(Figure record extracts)
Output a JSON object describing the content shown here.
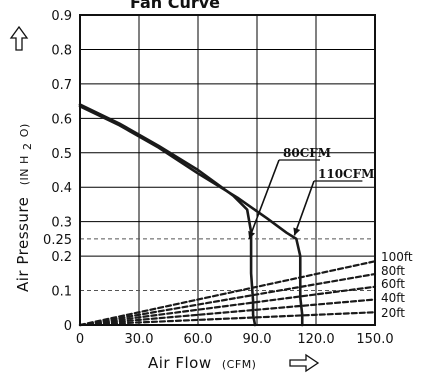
{
  "chart_data": {
    "type": "line",
    "title": "Fan Curve",
    "xlabel": "Air Flow",
    "xlabel_unit": "(CFM)",
    "ylabel": "Air Pressure",
    "ylabel_unit": "(IN H",
    "ylabel_unit_sub": "2",
    "ylabel_unit_end": "O)",
    "xlim": [
      0,
      150
    ],
    "ylim": [
      0,
      0.9
    ],
    "x_ticks": [
      0,
      30,
      60,
      90,
      120,
      150
    ],
    "x_tick_labels": [
      "0",
      "30.0",
      "60.0",
      "90.0",
      "120.0",
      "150.0"
    ],
    "y_ticks": [
      0,
      0.1,
      0.2,
      0.25,
      0.3,
      0.4,
      0.5,
      0.6,
      0.7,
      0.8,
      0.9
    ],
    "y_tick_labels": [
      "0",
      "0.1",
      "0.2",
      "0.25",
      "0.3",
      "0.4",
      "0.5",
      "0.6",
      "0.7",
      "0.8",
      "0.9"
    ],
    "grid": true,
    "reference_lines_y": [
      0.1,
      0.25
    ],
    "series": [
      {
        "name": "80CFM",
        "style": "solid",
        "x": [
          0,
          20,
          40,
          60,
          78,
          85,
          87,
          87,
          88,
          88,
          89
        ],
        "y": [
          0.64,
          0.585,
          0.52,
          0.45,
          0.375,
          0.335,
          0.27,
          0.15,
          0.07,
          0.03,
          0
        ]
      },
      {
        "name": "110CFM",
        "style": "solid",
        "x": [
          0,
          20,
          40,
          60,
          80,
          95,
          105,
          110,
          112,
          112,
          113,
          113
        ],
        "y": [
          0.635,
          0.58,
          0.515,
          0.44,
          0.37,
          0.31,
          0.268,
          0.25,
          0.2,
          0.08,
          0.03,
          0
        ]
      },
      {
        "name": "100ft",
        "style": "dashed",
        "x": [
          0,
          150
        ],
        "y": [
          0,
          0.185
        ]
      },
      {
        "name": "80ft",
        "style": "dashed",
        "x": [
          0,
          150
        ],
        "y": [
          0,
          0.148
        ]
      },
      {
        "name": "60ft",
        "style": "dashed",
        "x": [
          0,
          150
        ],
        "y": [
          0,
          0.111
        ]
      },
      {
        "name": "40ft",
        "style": "dashed",
        "x": [
          0,
          150
        ],
        "y": [
          0,
          0.074
        ]
      },
      {
        "name": "20ft",
        "style": "dashed",
        "x": [
          0,
          150
        ],
        "y": [
          0,
          0.037
        ]
      }
    ],
    "callouts": [
      {
        "label": "80CFM",
        "points_to_x": 86,
        "points_to_y": 0.25
      },
      {
        "label": "110CFM",
        "points_to_x": 109,
        "points_to_y": 0.26
      }
    ],
    "colors": {
      "line": "#1a1a1a",
      "grid": "#000000",
      "ref": "#555555"
    }
  }
}
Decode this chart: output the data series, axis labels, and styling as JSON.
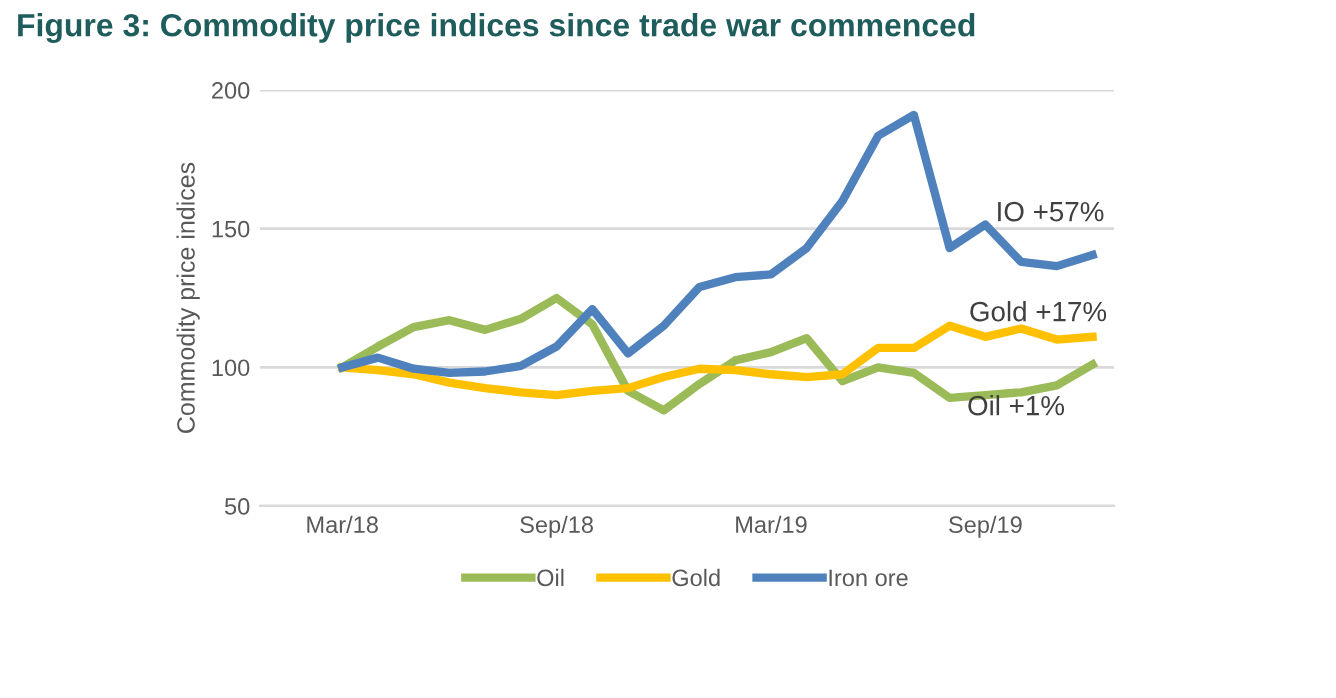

**Aim:** Please repeat the entries exactly. Do not include the pictures.

**Result of the task:**
Output a JSON object describing the content shown here.
{
  "chart_data": {
    "type": "line",
    "title": "Fan Curve",
    "xlabel": "Air Flow",
    "xlabel_unit": "(CFM)",
    "ylabel": "Air Pressure",
    "ylabel_unit": "(IN H",
    "ylabel_unit_sub": "2",
    "ylabel_unit_end": "O)",
    "xlim": [
      0,
      150
    ],
    "ylim": [
      0,
      0.9
    ],
    "x_ticks": [
      0,
      30,
      60,
      90,
      120,
      150
    ],
    "x_tick_labels": [
      "0",
      "30.0",
      "60.0",
      "90.0",
      "120.0",
      "150.0"
    ],
    "y_ticks": [
      0,
      0.1,
      0.2,
      0.25,
      0.3,
      0.4,
      0.5,
      0.6,
      0.7,
      0.8,
      0.9
    ],
    "y_tick_labels": [
      "0",
      "0.1",
      "0.2",
      "0.25",
      "0.3",
      "0.4",
      "0.5",
      "0.6",
      "0.7",
      "0.8",
      "0.9"
    ],
    "grid": true,
    "reference_lines_y": [
      0.1,
      0.25
    ],
    "series": [
      {
        "name": "80CFM",
        "style": "solid",
        "x": [
          0,
          20,
          40,
          60,
          78,
          85,
          87,
          87,
          88,
          88,
          89
        ],
        "y": [
          0.64,
          0.585,
          0.52,
          0.45,
          0.375,
          0.335,
          0.27,
          0.15,
          0.07,
          0.03,
          0
        ]
      },
      {
        "name": "110CFM",
        "style": "solid",
        "x": [
          0,
          20,
          40,
          60,
          80,
          95,
          105,
          110,
          112,
          112,
          113,
          113
        ],
        "y": [
          0.635,
          0.58,
          0.515,
          0.44,
          0.37,
          0.31,
          0.268,
          0.25,
          0.2,
          0.08,
          0.03,
          0
        ]
      },
      {
        "name": "100ft",
        "style": "dashed",
        "x": [
          0,
          150
        ],
        "y": [
          0,
          0.185
        ]
      },
      {
        "name": "80ft",
        "style": "dashed",
        "x": [
          0,
          150
        ],
        "y": [
          0,
          0.148
        ]
      },
      {
        "name": "60ft",
        "style": "dashed",
        "x": [
          0,
          150
        ],
        "y": [
          0,
          0.111
        ]
      },
      {
        "name": "40ft",
        "style": "dashed",
        "x": [
          0,
          150
        ],
        "y": [
          0,
          0.074
        ]
      },
      {
        "name": "20ft",
        "style": "dashed",
        "x": [
          0,
          150
        ],
        "y": [
          0,
          0.037
        ]
      }
    ],
    "callouts": [
      {
        "label": "80CFM",
        "points_to_x": 86,
        "points_to_y": 0.25
      },
      {
        "label": "110CFM",
        "points_to_x": 109,
        "points_to_y": 0.26
      }
    ],
    "colors": {
      "line": "#1a1a1a",
      "grid": "#000000",
      "ref": "#555555"
    }
  }
}
Decode this chart: output the data series, axis labels, and styling as JSON.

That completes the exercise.